- **EXERCISE**: In your copy, include every line of the listing below exactly but none of the pictures.

- **EXTRACTED RECORDS**:
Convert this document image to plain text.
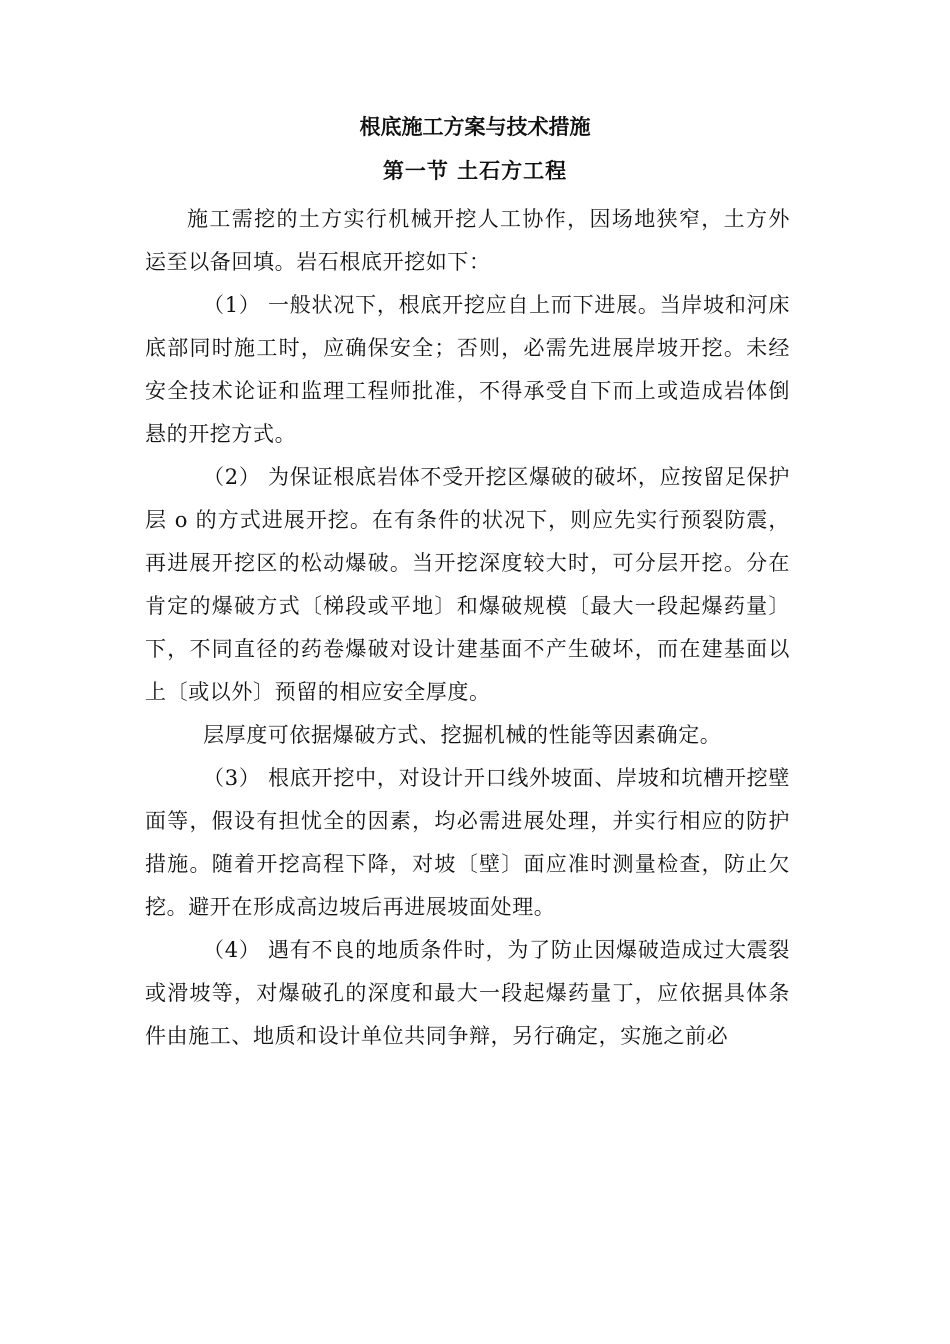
根底施工方案与技术措施
第一节 土石方工程

施工需挖的土方实行机械开挖人工协作，因场地狭窄，土方外运至以备回填。岩石根底开挖如下：

（1） 一般状况下，根底开挖应自上而下进展。当岸坡和河床底部同时施工时，应确保安全；否则，必需先进展岸坡开挖。未经安全技术论证和监理工程师批准，不得承受自下而上或造成岩体倒悬的开挖方式。

（2） 为保证根底岩体不受开挖区爆破的破坏，应按留足保护层 o 的方式进展开挖。在有条件的状况下，则应先实行预裂防震，再进展开挖区的松动爆破。当开挖深度较大时，可分层开挖。分在肯定的爆破方式〔梯段或平地〕和爆破规模〔最大一段起爆药量〕下，不同直径的药卷爆破对设计建基面不产生破坏，而在建基面以上〔或以外〕预留的相应安全厚度。

层厚度可依据爆破方式、挖掘机械的性能等因素确定。

（3） 根底开挖中，对设计开口线外坡面、岸坡和坑槽开挖壁面等，假设有担忧全的因素，均必需进展处理，并实行相应的防护措施。随着开挖高程下降，对坡〔壁〕面应准时测量检查，防止欠挖。避开在形成高边坡后再进展坡面处理。

（4） 遇有不良的地质条件时，为了防止因爆破造成过大震裂或滑坡等，对爆破孔的深度和最大一段起爆药量丁，应依据具体条件由施工、地质和设计单位共同争辩，另行确定，实施之前必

- **SOLUTION**:
Convert this document image to plain text.
根底施工方案与技术措施
第一节 土石方工程

施工需挖的土方实行机械开挖人工协作，因场地狭窄，土方外运至以备回填。岩石根底开挖如下：

（1） 一般状况下，根底开挖应自上而下进展。当岸坡和河床底部同时施工时，应确保安全；否则，必需先进展岸坡开挖。未经安全技术论证和监理工程师批准，不得承受自下而上或造成岩体倒悬的开挖方式。

（2） 为保证根底岩体不受开挖区爆破的破坏，应按留足保护层 o 的方式进展开挖。在有条件的状况下，则应先实行预裂防震，再进展开挖区的松动爆破。当开挖深度较大时，可分层开挖。分在肯定的爆破方式〔梯段或平地〕和爆破规模〔最大一段起爆药量〕下，不同直径的药卷爆破对设计建基面不产生破坏，而在建基面以上〔或以外〕预留的相应安全厚度。

层厚度可依据爆破方式、挖掘机械的性能等因素确定。

（3） 根底开挖中，对设计开口线外坡面、岸坡和坑槽开挖壁面等，假设有担忧全的因素，均必需进展处理，并实行相应的防护措施。随着开挖高程下降，对坡〔壁〕面应准时测量检查，防止欠挖。避开在形成高边坡后再进展坡面处理。

（4） 遇有不良的地质条件时，为了防止因爆破造成过大震裂或滑坡等，对爆破孔的深度和最大一段起爆药量丁，应依据具体条件由施工、地质和设计单位共同争辩，另行确定，实施之前必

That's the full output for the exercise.